Instructions to follow:
Exact reproduction of the data is required, with images excluded.

Records:
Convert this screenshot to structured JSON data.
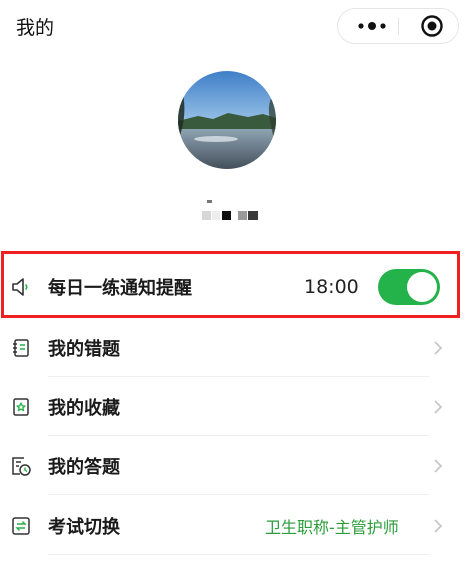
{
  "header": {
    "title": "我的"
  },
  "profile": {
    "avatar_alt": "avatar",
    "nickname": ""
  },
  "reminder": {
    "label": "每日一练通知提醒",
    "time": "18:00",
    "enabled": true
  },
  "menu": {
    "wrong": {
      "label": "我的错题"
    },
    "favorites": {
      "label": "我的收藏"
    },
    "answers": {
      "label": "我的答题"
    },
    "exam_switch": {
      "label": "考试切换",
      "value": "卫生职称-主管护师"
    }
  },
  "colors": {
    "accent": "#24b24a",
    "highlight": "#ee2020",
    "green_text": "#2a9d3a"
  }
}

Answer to this problem:
Convert this screenshot to structured JSON data.
{
  "header": {
    "title": "我的"
  },
  "profile": {
    "avatar_alt": "avatar",
    "nickname": ""
  },
  "reminder": {
    "label": "每日一练通知提醒",
    "time": "18:00",
    "enabled": true
  },
  "menu": {
    "wrong": {
      "label": "我的错题"
    },
    "favorites": {
      "label": "我的收藏"
    },
    "answers": {
      "label": "我的答题"
    },
    "exam_switch": {
      "label": "考试切换",
      "value": "卫生职称-主管护师"
    }
  },
  "colors": {
    "accent": "#24b24a",
    "highlight": "#ee2020",
    "green_text": "#2a9d3a"
  }
}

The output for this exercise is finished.